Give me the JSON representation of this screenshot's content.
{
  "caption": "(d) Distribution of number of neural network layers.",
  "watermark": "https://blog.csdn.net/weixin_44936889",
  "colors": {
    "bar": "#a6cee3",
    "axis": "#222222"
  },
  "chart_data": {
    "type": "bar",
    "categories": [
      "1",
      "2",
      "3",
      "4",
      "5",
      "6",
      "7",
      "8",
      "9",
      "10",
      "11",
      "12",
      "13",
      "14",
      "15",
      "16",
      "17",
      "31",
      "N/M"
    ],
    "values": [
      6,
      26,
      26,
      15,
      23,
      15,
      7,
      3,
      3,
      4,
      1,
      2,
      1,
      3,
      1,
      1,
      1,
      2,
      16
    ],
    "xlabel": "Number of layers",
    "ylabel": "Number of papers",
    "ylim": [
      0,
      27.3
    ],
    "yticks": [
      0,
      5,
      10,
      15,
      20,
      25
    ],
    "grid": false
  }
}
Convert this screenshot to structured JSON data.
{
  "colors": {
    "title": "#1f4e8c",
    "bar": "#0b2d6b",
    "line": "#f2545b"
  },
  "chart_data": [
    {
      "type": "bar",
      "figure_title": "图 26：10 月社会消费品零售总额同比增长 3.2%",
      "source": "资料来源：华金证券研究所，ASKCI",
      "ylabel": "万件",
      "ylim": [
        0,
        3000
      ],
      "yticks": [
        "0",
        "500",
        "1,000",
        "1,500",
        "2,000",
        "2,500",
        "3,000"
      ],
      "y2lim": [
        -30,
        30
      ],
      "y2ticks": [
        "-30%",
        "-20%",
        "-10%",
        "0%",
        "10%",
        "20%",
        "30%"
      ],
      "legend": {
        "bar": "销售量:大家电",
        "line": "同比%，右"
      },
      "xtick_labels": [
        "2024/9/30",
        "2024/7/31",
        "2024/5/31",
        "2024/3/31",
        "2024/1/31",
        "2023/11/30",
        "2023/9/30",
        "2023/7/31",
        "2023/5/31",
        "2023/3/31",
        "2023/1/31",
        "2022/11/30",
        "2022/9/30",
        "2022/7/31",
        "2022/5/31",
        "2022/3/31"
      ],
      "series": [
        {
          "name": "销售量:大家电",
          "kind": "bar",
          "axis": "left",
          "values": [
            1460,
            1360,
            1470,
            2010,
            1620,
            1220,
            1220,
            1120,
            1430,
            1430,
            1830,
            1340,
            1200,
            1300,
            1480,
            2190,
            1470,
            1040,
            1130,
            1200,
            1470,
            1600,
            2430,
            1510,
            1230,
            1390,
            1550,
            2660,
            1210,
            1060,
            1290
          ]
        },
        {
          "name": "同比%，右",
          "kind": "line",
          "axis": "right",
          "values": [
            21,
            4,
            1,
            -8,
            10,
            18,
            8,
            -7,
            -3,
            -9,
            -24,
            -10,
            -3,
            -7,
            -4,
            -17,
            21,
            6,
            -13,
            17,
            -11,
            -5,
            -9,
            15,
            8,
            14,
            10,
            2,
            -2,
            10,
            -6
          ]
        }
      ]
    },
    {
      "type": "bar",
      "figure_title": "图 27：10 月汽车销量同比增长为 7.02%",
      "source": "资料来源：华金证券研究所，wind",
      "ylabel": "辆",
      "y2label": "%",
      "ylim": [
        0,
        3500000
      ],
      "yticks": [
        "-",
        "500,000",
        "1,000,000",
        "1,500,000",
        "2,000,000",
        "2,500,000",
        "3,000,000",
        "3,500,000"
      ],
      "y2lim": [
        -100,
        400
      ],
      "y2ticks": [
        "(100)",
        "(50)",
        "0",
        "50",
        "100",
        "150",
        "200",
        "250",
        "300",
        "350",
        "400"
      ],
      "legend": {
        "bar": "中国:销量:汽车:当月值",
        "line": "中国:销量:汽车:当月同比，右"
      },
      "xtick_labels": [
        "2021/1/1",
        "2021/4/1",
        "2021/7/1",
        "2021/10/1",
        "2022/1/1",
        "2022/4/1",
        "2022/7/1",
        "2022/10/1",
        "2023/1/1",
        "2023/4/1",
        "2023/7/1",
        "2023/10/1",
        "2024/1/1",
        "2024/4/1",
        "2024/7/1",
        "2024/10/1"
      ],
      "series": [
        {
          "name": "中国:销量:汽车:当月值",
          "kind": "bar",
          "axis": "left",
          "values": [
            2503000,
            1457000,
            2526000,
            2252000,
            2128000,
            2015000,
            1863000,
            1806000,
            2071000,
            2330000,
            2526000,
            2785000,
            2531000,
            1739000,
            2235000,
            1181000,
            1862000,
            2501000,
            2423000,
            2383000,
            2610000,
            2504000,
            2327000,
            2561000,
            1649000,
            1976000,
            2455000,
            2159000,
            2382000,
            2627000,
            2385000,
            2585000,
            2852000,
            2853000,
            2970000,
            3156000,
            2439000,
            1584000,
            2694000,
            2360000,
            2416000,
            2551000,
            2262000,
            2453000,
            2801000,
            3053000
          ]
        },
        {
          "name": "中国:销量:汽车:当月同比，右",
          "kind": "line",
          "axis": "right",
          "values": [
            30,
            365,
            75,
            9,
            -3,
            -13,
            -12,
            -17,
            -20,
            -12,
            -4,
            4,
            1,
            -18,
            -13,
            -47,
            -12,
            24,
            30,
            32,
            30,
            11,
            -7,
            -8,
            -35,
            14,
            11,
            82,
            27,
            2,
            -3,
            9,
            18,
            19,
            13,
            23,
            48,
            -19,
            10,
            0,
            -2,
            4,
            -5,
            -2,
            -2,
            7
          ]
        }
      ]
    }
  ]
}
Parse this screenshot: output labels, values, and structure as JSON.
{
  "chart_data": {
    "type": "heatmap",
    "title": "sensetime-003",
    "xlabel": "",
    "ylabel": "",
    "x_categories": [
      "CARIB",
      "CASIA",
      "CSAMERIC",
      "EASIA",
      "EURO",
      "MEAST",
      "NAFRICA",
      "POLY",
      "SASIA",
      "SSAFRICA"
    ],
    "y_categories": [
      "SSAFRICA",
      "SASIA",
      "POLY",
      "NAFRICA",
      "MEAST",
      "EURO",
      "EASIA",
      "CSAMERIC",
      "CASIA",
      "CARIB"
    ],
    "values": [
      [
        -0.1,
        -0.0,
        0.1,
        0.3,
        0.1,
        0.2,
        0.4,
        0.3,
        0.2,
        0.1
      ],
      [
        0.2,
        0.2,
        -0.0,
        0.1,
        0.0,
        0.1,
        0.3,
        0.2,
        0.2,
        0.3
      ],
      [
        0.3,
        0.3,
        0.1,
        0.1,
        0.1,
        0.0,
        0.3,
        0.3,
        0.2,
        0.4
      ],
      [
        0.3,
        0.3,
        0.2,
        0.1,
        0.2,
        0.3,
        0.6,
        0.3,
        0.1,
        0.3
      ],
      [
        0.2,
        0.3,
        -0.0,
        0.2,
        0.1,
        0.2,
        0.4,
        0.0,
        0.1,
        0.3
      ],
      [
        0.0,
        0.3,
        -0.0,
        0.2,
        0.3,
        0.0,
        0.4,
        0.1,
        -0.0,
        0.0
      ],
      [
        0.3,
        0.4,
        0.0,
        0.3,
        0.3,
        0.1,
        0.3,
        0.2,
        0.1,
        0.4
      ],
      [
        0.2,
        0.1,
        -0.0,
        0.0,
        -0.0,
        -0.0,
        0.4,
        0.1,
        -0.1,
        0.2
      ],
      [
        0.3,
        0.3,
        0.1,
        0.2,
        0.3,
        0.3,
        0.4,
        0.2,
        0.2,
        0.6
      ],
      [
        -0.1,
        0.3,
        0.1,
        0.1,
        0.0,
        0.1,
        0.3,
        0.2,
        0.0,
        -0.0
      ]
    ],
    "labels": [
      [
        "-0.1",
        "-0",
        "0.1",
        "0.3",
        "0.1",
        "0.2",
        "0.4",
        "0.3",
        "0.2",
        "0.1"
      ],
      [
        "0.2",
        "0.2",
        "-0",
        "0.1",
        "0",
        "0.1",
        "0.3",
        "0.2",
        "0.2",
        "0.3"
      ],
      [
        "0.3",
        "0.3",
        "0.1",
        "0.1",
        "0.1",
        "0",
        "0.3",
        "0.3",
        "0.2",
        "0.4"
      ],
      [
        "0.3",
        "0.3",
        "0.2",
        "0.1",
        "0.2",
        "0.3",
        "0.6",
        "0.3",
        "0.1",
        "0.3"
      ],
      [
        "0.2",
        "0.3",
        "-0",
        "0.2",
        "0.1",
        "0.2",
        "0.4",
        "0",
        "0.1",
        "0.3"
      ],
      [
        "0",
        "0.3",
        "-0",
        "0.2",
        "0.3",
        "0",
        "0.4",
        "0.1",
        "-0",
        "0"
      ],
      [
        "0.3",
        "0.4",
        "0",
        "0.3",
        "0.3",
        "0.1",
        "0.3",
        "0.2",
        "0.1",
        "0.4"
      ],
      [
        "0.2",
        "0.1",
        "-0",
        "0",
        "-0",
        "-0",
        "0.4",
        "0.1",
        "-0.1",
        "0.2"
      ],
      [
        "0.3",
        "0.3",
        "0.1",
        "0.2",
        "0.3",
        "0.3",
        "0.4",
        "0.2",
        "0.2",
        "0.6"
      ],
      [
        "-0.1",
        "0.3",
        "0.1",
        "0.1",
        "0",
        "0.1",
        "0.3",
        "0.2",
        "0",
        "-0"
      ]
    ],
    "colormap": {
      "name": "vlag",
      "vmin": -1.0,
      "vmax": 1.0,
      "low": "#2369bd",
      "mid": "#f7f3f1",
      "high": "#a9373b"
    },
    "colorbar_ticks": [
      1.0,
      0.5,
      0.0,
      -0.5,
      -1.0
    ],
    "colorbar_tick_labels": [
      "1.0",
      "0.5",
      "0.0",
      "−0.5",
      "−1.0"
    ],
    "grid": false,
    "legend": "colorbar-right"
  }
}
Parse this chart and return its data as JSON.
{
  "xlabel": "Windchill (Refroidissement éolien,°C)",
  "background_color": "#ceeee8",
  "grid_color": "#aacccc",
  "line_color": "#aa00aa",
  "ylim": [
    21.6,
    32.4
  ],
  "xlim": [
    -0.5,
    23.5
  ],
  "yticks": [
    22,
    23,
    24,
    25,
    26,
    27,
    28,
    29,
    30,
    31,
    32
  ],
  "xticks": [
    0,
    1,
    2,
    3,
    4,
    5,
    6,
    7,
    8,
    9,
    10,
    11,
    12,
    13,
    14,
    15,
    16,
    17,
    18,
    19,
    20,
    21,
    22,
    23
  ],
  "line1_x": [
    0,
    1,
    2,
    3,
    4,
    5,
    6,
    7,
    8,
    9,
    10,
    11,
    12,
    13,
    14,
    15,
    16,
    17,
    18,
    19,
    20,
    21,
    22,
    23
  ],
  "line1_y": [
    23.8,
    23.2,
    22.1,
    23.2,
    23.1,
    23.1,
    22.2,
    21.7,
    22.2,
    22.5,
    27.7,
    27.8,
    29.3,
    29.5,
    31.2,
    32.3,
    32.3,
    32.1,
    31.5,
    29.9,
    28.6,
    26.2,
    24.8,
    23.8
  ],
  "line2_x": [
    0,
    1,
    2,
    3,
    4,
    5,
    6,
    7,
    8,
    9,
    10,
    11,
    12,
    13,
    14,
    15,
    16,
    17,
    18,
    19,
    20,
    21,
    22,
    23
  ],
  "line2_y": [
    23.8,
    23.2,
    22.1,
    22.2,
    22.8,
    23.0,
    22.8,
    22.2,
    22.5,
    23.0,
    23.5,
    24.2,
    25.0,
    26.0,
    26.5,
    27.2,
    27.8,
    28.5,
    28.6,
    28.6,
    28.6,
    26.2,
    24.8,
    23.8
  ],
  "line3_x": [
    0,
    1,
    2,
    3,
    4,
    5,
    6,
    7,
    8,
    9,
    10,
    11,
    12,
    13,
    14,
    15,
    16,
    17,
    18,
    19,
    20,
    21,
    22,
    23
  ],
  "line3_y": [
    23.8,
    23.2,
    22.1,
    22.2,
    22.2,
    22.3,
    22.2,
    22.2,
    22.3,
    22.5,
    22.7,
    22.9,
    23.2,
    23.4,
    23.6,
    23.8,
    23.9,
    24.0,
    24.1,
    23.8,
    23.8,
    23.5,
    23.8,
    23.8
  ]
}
********************
### Given instruction
Scan the material above. Copy each line that holds the word "name".

### Solution to the problem
          "name": "销售量:大家电",
          "name": "同比%，右",
          "name": "中国:销量:汽车:当月值",
          "name": "中国:销量:汽车:当月同比，右",
      "name": "vlag",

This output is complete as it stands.